Written request:
Pick every line with "tiempo" from the material below.

Exercise data:
_ _ _ _ _
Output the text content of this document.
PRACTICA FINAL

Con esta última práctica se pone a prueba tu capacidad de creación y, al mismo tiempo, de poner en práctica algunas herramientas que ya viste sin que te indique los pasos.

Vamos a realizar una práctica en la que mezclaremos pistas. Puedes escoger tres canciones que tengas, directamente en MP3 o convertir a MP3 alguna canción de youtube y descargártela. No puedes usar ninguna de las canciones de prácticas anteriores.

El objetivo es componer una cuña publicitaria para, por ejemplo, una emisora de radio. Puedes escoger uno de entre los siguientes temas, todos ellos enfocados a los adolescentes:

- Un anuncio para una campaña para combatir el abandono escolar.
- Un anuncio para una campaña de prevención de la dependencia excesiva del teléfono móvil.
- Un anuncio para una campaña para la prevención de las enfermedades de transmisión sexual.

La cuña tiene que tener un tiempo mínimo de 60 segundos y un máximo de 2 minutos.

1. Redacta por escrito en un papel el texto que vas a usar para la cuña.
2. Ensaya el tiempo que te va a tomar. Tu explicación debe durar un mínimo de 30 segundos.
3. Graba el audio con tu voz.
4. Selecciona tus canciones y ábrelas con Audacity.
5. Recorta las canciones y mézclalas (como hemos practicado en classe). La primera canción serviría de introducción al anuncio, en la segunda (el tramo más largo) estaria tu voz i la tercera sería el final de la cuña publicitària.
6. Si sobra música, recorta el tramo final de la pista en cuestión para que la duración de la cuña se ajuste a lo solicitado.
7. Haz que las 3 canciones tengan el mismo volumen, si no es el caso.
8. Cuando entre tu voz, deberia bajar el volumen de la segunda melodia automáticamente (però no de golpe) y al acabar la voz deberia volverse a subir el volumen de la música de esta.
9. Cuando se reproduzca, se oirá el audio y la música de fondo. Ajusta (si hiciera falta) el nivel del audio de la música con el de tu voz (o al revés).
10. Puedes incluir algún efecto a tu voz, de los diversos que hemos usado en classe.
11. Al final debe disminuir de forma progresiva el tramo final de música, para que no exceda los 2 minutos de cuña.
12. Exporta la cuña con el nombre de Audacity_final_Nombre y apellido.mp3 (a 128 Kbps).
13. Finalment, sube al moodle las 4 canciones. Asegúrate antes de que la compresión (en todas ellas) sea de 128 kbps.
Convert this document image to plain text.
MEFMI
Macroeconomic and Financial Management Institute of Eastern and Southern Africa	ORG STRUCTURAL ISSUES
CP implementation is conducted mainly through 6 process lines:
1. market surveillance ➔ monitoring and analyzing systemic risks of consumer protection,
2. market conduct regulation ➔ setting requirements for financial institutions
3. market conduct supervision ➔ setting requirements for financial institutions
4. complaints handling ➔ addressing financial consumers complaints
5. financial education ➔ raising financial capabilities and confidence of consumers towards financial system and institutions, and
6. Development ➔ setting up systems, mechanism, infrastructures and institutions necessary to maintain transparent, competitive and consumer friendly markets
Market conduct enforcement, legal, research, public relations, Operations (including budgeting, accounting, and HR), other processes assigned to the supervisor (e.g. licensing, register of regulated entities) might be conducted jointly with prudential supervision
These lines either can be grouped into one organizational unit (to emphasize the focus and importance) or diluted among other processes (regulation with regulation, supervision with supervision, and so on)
_ _ _ _ _
Correct output:
Con esta última práctica se pone a prueba tu capacidad de creación y, al mismo tiempo, de poner en práctica algunas herramientas que ya viste sin que te indique los pasos.
La cuña tiene que tener un tiempo mínimo de 60 segundos y un máximo de 2 minutos.
2. Ensaya el tiempo que te va a tomar. Tu explicación debe durar un mínimo de 30 segundos.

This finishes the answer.